GOAL OF THE EXERCISE: Give a bare count of the lines with "Thatsache" in the material below.

MATERIAL TO PROCESS:
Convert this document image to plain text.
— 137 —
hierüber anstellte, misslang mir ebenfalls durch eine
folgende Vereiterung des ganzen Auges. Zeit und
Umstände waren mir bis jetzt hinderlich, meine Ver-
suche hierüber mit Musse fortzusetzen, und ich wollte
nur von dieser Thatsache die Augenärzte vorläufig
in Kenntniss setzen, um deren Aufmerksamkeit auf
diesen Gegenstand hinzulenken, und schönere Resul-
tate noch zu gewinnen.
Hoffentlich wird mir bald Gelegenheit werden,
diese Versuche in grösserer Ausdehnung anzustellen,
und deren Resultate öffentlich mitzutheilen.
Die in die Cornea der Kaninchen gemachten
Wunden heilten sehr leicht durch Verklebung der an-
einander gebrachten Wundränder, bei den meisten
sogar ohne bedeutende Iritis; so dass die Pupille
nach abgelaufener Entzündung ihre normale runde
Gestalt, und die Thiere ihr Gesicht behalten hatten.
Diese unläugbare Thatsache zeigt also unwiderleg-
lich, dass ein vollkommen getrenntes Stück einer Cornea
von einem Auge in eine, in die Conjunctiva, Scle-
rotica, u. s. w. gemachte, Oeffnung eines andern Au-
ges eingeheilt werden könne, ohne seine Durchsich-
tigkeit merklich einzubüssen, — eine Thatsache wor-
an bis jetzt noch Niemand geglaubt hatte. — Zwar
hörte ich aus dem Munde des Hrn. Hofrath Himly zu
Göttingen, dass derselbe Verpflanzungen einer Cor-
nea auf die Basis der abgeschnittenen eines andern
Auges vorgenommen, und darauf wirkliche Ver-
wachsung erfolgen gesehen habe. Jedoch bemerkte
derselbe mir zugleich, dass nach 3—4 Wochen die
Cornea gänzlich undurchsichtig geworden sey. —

ANSWER FOR THE TASK: 3